Description of the task:
Exactly as they appear, output all of the records. Skip any images.

»»

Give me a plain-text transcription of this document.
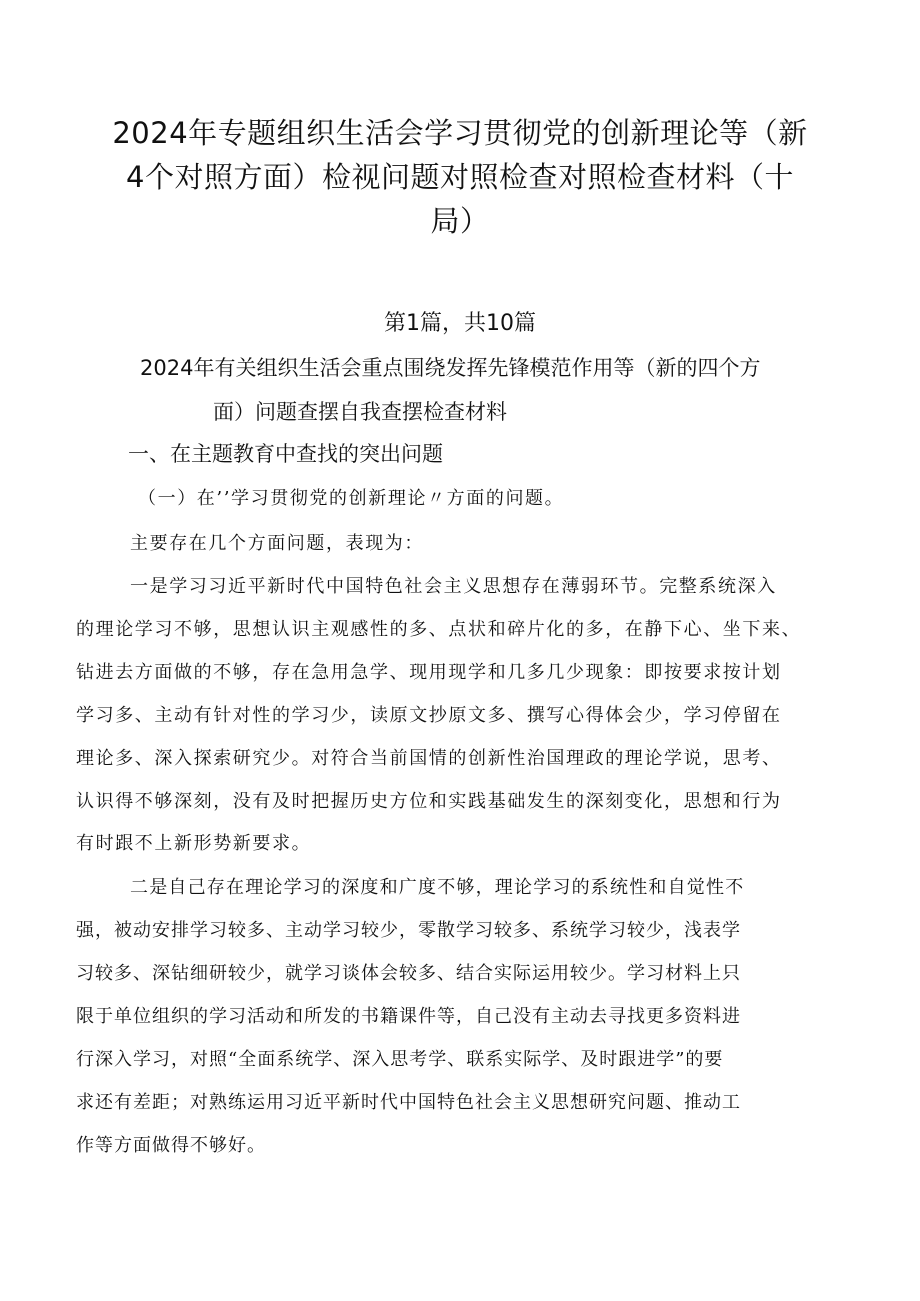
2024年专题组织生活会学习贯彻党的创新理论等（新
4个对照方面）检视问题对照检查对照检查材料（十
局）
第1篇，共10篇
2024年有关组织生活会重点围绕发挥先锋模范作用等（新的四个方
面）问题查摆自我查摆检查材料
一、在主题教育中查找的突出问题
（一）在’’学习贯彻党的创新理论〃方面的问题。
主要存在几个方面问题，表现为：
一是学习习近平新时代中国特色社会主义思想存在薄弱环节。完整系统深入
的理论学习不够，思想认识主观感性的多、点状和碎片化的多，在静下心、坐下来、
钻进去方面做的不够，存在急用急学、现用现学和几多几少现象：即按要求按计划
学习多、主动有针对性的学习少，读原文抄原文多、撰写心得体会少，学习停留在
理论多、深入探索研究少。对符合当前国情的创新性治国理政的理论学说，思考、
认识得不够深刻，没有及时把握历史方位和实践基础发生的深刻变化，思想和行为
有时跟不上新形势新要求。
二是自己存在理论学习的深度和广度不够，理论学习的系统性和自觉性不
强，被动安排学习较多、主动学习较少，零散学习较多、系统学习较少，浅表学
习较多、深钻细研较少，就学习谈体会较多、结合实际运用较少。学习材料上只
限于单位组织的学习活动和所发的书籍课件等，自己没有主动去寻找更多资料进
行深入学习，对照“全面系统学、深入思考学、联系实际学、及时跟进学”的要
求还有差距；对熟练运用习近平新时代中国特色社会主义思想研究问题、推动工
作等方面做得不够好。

««

Task solution:
Give me a plain-text transcription of this document.
2024年专题组织生活会学习贯彻党的创新理论等（新
4个对照方面）检视问题对照检查对照检查材料（十
局）
第1篇，共10篇
2024年有关组织生活会重点围绕发挥先锋模范作用等（新的四个方
面）问题查摆自我查摆检查材料
一、在主题教育中查找的突出问题
（一）在’’学习贯彻党的创新理论〃方面的问题。
主要存在几个方面问题，表现为：
一是学习习近平新时代中国特色社会主义思想存在薄弱环节。完整系统深入
的理论学习不够，思想认识主观感性的多、点状和碎片化的多，在静下心、坐下来、
钻进去方面做的不够，存在急用急学、现用现学和几多几少现象：即按要求按计划
学习多、主动有针对性的学习少，读原文抄原文多、撰写心得体会少，学习停留在
理论多、深入探索研究少。对符合当前国情的创新性治国理政的理论学说，思考、
认识得不够深刻，没有及时把握历史方位和实践基础发生的深刻变化，思想和行为
有时跟不上新形势新要求。
二是自己存在理论学习的深度和广度不够，理论学习的系统性和自觉性不
强，被动安排学习较多、主动学习较少，零散学习较多、系统学习较少，浅表学
习较多、深钻细研较少，就学习谈体会较多、结合实际运用较少。学习材料上只
限于单位组织的学习活动和所发的书籍课件等，自己没有主动去寻找更多资料进
行深入学习，对照“全面系统学、深入思考学、联系实际学、及时跟进学”的要
求还有差距；对熟练运用习近平新时代中国特色社会主义思想研究问题、推动工
作等方面做得不够好。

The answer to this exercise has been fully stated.